§ **WHAT NEEDS TO BE DONE**:
Copy the material below word for word, starting with its first line and stopping after the line that contains "row: litre values: ۱۵۰۰۰".

(Element location listings)
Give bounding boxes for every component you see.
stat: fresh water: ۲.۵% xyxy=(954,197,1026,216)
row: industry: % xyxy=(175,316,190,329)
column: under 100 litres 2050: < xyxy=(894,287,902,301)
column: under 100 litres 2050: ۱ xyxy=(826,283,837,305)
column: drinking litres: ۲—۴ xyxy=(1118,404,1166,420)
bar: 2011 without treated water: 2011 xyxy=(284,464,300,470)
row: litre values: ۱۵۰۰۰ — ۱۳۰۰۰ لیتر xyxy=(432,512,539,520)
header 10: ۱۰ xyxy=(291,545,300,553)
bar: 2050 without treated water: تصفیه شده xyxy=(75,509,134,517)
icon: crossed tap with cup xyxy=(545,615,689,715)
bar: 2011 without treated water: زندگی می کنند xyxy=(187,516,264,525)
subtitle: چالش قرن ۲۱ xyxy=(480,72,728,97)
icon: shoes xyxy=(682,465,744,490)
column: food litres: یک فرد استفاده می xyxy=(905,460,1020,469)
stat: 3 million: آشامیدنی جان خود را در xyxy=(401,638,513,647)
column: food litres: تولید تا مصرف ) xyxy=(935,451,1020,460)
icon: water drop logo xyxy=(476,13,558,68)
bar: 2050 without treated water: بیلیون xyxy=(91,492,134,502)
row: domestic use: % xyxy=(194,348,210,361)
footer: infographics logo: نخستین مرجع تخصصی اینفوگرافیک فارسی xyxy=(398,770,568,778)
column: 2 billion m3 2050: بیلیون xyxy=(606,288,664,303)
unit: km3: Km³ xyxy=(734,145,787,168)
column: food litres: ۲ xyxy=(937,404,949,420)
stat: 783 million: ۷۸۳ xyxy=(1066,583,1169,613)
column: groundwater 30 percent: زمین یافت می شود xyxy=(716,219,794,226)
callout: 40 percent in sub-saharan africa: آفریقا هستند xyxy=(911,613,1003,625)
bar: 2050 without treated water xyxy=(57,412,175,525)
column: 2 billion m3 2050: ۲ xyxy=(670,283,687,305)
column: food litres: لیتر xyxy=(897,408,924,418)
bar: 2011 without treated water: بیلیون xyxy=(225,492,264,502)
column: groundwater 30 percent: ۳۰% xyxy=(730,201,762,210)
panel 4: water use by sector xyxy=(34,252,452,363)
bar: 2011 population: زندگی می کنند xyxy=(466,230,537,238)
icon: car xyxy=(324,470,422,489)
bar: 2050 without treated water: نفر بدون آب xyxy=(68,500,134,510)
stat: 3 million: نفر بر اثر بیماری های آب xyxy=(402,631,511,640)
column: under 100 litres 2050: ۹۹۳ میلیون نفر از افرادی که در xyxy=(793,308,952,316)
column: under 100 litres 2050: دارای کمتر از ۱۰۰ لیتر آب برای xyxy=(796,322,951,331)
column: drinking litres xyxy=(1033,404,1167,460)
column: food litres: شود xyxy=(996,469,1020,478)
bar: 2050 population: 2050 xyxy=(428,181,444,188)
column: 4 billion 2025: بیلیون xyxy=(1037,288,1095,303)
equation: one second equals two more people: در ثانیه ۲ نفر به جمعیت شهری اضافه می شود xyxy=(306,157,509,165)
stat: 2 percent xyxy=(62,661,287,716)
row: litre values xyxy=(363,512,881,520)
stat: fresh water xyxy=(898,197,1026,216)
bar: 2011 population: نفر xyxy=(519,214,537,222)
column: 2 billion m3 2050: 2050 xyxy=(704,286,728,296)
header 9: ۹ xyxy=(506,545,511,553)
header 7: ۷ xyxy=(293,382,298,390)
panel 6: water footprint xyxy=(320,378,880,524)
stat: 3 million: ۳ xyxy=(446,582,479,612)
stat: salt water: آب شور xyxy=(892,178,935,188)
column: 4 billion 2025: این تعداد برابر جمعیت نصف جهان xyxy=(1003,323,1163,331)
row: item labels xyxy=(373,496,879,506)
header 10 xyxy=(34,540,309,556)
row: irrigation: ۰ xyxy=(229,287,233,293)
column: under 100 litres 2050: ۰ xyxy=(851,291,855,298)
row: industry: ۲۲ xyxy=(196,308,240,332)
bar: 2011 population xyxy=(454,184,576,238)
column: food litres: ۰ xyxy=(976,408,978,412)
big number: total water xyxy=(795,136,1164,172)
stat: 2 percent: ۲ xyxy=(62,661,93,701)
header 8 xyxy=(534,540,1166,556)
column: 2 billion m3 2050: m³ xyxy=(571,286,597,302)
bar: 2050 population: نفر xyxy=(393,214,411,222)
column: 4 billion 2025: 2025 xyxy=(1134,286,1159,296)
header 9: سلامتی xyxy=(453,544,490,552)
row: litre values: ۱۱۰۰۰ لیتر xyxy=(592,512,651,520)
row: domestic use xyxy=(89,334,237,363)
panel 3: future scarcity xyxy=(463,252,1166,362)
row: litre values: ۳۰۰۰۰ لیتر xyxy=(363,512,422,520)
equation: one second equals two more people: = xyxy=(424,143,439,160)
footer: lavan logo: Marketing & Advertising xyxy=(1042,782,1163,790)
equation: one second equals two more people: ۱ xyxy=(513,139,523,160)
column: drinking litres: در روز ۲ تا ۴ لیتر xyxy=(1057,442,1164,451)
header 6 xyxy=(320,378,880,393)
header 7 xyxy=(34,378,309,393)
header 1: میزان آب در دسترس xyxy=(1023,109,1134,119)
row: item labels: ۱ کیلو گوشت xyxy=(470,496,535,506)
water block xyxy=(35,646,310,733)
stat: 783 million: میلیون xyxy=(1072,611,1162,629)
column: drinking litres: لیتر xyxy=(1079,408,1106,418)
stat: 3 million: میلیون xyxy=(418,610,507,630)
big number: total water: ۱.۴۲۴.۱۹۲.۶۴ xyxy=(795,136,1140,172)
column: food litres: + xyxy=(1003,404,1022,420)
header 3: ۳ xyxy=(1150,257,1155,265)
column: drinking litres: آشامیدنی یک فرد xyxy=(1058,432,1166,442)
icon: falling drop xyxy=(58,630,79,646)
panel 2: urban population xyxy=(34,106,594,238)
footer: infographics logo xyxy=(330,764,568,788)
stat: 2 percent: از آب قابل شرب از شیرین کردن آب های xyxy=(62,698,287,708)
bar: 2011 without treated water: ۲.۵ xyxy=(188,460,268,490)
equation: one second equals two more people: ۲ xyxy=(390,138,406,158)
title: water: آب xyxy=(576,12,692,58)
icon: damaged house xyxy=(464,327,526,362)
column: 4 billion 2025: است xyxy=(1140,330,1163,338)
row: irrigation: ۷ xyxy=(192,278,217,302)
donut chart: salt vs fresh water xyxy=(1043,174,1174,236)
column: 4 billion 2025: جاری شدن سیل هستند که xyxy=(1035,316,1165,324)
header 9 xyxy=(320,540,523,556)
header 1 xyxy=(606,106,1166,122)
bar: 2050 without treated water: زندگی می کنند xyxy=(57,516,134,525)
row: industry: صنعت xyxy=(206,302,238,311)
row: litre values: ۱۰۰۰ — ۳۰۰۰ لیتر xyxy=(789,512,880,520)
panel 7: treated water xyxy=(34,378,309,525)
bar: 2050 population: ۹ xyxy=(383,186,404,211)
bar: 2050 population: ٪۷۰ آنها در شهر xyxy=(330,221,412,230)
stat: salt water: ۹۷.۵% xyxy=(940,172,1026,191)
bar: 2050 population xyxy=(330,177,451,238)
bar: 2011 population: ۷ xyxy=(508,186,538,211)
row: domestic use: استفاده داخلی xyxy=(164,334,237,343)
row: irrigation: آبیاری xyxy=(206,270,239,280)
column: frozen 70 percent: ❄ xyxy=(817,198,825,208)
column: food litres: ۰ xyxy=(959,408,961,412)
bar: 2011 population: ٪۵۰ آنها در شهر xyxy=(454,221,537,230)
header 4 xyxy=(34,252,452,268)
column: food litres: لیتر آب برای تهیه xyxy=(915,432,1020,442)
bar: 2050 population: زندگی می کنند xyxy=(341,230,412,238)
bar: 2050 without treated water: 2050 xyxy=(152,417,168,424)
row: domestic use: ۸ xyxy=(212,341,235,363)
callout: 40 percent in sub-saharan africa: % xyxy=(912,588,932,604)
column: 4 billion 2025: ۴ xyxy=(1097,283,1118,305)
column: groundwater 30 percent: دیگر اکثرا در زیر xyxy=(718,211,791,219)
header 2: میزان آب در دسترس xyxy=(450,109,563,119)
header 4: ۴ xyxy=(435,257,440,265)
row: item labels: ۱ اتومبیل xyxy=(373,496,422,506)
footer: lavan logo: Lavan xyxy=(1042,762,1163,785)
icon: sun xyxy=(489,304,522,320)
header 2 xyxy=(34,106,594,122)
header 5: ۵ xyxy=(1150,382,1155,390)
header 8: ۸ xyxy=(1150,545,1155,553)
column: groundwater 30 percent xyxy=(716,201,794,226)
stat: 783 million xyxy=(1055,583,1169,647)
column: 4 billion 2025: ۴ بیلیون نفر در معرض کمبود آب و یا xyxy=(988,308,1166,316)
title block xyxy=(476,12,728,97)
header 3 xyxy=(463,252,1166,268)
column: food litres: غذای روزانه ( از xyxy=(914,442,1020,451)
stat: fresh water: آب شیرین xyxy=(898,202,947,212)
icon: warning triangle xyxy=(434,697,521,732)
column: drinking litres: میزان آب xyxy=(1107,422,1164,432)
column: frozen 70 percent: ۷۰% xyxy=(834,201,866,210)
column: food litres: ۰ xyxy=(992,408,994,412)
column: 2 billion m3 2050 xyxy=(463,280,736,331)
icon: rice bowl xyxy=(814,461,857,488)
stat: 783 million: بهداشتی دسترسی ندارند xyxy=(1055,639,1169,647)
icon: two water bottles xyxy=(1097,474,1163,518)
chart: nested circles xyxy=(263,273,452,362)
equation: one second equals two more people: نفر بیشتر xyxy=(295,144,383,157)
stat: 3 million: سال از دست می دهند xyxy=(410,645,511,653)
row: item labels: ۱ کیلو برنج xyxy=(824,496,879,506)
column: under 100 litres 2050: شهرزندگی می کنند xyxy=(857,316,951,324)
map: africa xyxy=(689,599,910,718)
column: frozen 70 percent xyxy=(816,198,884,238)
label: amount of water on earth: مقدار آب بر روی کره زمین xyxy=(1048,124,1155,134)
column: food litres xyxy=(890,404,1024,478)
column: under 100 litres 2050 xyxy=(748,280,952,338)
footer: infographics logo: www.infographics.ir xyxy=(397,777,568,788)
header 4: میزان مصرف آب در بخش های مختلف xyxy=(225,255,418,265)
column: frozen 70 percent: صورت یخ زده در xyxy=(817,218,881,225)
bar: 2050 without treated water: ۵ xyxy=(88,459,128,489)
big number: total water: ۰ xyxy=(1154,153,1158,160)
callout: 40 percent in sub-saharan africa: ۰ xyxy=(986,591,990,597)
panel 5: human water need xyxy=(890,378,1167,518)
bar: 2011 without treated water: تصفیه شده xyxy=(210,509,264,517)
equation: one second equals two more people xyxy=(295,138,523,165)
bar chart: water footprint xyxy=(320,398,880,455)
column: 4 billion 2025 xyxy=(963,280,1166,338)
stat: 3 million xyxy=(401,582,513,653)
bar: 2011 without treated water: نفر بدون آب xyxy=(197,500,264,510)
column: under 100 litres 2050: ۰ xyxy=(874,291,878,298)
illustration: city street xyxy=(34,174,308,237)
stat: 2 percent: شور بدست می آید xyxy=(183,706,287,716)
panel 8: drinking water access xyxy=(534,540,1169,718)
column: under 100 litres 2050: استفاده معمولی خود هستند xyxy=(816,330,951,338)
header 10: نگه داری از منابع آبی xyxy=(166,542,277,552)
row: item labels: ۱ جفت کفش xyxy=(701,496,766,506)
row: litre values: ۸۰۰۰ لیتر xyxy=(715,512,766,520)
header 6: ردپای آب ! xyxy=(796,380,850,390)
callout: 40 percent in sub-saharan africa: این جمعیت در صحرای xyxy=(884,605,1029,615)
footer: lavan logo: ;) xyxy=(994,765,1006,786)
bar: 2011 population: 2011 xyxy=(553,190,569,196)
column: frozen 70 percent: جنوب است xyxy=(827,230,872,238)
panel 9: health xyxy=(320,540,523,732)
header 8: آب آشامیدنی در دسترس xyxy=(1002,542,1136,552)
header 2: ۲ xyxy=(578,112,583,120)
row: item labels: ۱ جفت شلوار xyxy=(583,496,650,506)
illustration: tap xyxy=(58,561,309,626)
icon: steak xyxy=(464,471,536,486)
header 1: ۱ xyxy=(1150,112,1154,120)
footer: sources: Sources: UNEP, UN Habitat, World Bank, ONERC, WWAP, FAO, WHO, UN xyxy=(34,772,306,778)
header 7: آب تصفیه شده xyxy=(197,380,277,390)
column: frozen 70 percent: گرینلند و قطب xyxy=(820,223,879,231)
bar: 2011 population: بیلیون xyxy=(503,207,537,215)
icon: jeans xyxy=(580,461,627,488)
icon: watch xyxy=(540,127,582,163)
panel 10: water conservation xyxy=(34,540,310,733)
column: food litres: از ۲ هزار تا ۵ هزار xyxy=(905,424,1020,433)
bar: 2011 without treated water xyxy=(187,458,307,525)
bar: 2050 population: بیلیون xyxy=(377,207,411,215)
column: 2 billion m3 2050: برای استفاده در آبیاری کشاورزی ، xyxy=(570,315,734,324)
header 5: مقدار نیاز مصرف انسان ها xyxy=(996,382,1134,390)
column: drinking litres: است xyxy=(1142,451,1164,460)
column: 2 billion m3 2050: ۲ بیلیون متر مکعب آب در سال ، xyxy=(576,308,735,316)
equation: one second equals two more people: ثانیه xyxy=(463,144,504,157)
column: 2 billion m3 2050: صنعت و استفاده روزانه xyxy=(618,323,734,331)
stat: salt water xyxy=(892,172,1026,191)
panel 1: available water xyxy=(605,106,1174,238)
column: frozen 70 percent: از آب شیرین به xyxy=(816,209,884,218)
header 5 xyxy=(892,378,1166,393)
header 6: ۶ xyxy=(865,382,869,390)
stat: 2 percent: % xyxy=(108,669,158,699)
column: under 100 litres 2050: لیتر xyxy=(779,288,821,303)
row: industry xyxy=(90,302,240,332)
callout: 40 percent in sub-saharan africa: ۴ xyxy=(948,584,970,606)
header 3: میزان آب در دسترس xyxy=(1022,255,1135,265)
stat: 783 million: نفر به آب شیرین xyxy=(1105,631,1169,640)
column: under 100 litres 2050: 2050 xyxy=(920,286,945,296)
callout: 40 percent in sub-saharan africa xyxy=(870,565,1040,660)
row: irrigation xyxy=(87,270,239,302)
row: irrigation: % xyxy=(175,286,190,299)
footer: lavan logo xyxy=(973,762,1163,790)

§ **TASK SOLUTION**:
Give bounding boxes for every component you see.
stat: fresh water: ۲.۵% xyxy=(954,197,1026,216)
row: industry: % xyxy=(175,316,190,329)
column: under 100 litres 2050: < xyxy=(894,287,902,301)
column: under 100 litres 2050: ۱ xyxy=(826,283,837,305)
column: drinking litres: ۲—۴ xyxy=(1118,404,1166,420)
bar: 2011 without treated water: 2011 xyxy=(284,464,300,470)
row: litre values: ۱۵۰۰۰ — ۱۳۰۰۰ لیتر xyxy=(432,512,539,520)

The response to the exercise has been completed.